◆ Written request ◆
Print the whole listing exactly.

◆ Data lines ◆
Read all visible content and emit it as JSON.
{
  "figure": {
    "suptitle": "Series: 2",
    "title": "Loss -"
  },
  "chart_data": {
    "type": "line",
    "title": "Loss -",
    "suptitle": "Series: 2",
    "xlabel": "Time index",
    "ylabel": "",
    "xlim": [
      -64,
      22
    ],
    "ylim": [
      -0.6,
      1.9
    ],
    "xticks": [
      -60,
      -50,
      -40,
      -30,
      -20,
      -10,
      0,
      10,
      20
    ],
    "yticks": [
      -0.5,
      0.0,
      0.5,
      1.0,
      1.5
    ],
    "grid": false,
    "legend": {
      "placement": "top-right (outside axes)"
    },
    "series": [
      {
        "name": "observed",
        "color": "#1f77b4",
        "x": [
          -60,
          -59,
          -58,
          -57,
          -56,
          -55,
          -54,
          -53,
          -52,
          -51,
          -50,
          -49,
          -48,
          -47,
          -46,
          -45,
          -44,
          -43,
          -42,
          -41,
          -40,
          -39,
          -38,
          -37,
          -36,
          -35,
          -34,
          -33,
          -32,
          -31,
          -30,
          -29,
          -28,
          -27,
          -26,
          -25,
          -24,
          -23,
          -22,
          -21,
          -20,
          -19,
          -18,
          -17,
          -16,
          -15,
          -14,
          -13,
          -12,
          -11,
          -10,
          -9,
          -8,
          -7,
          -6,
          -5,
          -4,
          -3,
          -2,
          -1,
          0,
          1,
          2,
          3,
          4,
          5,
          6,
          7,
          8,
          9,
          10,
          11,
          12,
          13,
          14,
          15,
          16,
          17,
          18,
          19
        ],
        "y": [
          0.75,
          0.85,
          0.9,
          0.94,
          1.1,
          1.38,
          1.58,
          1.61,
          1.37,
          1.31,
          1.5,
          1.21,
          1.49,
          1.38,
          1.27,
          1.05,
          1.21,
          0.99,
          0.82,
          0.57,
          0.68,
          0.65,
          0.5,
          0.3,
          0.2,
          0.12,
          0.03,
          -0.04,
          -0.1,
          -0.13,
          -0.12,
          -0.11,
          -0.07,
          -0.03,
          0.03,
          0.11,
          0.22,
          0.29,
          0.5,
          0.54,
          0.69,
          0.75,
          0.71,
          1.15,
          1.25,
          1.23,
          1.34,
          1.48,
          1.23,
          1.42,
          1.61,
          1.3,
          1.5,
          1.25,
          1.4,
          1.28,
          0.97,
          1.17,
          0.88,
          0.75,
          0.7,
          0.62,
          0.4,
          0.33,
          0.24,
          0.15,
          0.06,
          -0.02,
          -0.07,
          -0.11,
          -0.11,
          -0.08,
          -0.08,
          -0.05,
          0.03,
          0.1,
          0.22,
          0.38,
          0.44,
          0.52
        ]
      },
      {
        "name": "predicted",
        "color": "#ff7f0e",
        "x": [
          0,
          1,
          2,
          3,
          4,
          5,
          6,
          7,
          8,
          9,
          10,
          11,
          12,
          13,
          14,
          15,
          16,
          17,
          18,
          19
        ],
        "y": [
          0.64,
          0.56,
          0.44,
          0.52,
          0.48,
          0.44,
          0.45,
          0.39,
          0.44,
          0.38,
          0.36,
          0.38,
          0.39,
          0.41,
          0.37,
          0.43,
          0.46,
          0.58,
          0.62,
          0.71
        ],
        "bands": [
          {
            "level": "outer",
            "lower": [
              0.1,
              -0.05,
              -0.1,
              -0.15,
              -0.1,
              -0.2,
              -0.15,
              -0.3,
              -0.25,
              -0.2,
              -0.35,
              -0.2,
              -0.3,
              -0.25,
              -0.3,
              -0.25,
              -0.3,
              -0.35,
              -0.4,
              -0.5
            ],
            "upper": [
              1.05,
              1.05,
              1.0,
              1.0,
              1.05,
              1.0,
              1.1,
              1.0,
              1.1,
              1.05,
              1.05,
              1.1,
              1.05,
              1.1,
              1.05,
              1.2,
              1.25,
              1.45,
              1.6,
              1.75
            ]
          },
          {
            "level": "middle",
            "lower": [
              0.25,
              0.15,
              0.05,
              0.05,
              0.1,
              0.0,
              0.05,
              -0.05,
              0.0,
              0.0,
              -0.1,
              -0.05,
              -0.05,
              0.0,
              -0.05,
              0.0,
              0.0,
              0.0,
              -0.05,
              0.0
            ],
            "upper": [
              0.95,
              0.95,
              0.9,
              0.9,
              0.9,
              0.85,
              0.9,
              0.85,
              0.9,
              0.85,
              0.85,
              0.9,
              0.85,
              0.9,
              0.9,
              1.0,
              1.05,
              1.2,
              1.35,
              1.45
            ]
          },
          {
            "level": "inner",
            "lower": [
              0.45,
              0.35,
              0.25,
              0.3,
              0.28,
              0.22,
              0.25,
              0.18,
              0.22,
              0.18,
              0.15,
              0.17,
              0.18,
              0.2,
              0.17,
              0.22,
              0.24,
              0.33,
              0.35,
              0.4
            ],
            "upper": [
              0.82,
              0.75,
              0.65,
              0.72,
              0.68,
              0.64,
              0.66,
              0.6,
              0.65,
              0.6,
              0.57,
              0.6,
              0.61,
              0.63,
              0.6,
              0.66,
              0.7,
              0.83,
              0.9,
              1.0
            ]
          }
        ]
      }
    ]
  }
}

◆ Exercise response ◆
Read all visible content and emit it as JSON.
{
  "figure": {
    "suptitle": "Series: 2",
    "title": "Loss -"
  },
  "chart_data": {
    "type": "line",
    "title": "Loss -",
    "suptitle": "Series: 2",
    "xlabel": "Time index",
    "ylabel": "",
    "xlim": [
      -64,
      22
    ],
    "ylim": [
      -0.6,
      1.9
    ],
    "xticks": [
      -60,
      -50,
      -40,
      -30,
      -20,
      -10,
      0,
      10,
      20
    ],
    "yticks": [
      -0.5,
      0.0,
      0.5,
      1.0,
      1.5
    ],
    "grid": false,
    "legend": {
      "placement": "top-right (outside axes)"
    },
    "series": [
      {
        "name": "observed",
        "color": "#1f77b4",
        "x": [
          -60,
          -59,
          -58,
          -57,
          -56,
          -55,
          -54,
          -53,
          -52,
          -51,
          -50,
          -49,
          -48,
          -47,
          -46,
          -45,
          -44,
          -43,
          -42,
          -41,
          -40,
          -39,
          -38,
          -37,
          -36,
          -35,
          -34,
          -33,
          -32,
          -31,
          -30,
          -29,
          -28,
          -27,
          -26,
          -25,
          -24,
          -23,
          -22,
          -21,
          -20,
          -19,
          -18,
          -17,
          -16,
          -15,
          -14,
          -13,
          -12,
          -11,
          -10,
          -9,
          -8,
          -7,
          -6,
          -5,
          -4,
          -3,
          -2,
          -1,
          0,
          1,
          2,
          3,
          4,
          5,
          6,
          7,
          8,
          9,
          10,
          11,
          12,
          13,
          14,
          15,
          16,
          17,
          18,
          19
        ],
        "y": [
          0.75,
          0.85,
          0.9,
          0.94,
          1.1,
          1.38,
          1.58,
          1.61,
          1.37,
          1.31,
          1.5,
          1.21,
          1.49,
          1.38,
          1.27,
          1.05,
          1.21,
          0.99,
          0.82,
          0.57,
          0.68,
          0.65,
          0.5,
          0.3,
          0.2,
          0.12,
          0.03,
          -0.04,
          -0.1,
          -0.13,
          -0.12,
          -0.11,
          -0.07,
          -0.03,
          0.03,
          0.11,
          0.22,
          0.29,
          0.5,
          0.54,
          0.69,
          0.75,
          0.71,
          1.15,
          1.25,
          1.23,
          1.34,
          1.48,
          1.23,
          1.42,
          1.61,
          1.3,
          1.5,
          1.25,
          1.4,
          1.28,
          0.97,
          1.17,
          0.88,
          0.75,
          0.7,
          0.62,
          0.4,
          0.33,
          0.24,
          0.15,
          0.06,
          -0.02,
          -0.07,
          -0.11,
          -0.11,
          -0.08,
          -0.08,
          -0.05,
          0.03,
          0.1,
          0.22,
          0.38,
          0.44,
          0.52
        ]
      },
      {
        "name": "predicted",
        "color": "#ff7f0e",
        "x": [
          0,
          1,
          2,
          3,
          4,
          5,
          6,
          7,
          8,
          9,
          10,
          11,
          12,
          13,
          14,
          15,
          16,
          17,
          18,
          19
        ],
        "y": [
          0.64,
          0.56,
          0.44,
          0.52,
          0.48,
          0.44,
          0.45,
          0.39,
          0.44,
          0.38,
          0.36,
          0.38,
          0.39,
          0.41,
          0.37,
          0.43,
          0.46,
          0.58,
          0.62,
          0.71
        ],
        "bands": [
          {
            "level": "outer",
            "lower": [
              0.1,
              -0.05,
              -0.1,
              -0.15,
              -0.1,
              -0.2,
              -0.15,
              -0.3,
              -0.25,
              -0.2,
              -0.35,
              -0.2,
              -0.3,
              -0.25,
              -0.3,
              -0.25,
              -0.3,
              -0.35,
              -0.4,
              -0.5
            ],
            "upper": [
              1.05,
              1.05,
              1.0,
              1.0,
              1.05,
              1.0,
              1.1,
              1.0,
              1.1,
              1.05,
              1.05,
              1.1,
              1.05,
              1.1,
              1.05,
              1.2,
              1.25,
              1.45,
              1.6,
              1.75
            ]
          },
          {
            "level": "middle",
            "lower": [
              0.25,
              0.15,
              0.05,
              0.05,
              0.1,
              0.0,
              0.05,
              -0.05,
              0.0,
              0.0,
              -0.1,
              -0.05,
              -0.05,
              0.0,
              -0.05,
              0.0,
              0.0,
              0.0,
              -0.05,
              0.0
            ],
            "upper": [
              0.95,
              0.95,
              0.9,
              0.9,
              0.9,
              0.85,
              0.9,
              0.85,
              0.9,
              0.85,
              0.85,
              0.9,
              0.85,
              0.9,
              0.9,
              1.0,
              1.05,
              1.2,
              1.35,
              1.45
            ]
          },
          {
            "level": "inner",
            "lower": [
              0.45,
              0.35,
              0.25,
              0.3,
              0.28,
              0.22,
              0.25,
              0.18,
              0.22,
              0.18,
              0.15,
              0.17,
              0.18,
              0.2,
              0.17,
              0.22,
              0.24,
              0.33,
              0.35,
              0.4
            ],
            "upper": [
              0.82,
              0.75,
              0.65,
              0.72,
              0.68,
              0.64,
              0.66,
              0.6,
              0.65,
              0.6,
              0.57,
              0.6,
              0.61,
              0.63,
              0.6,
              0.66,
              0.7,
              0.83,
              0.9,
              1.0
            ]
          }
        ]
      }
    ]
  }
}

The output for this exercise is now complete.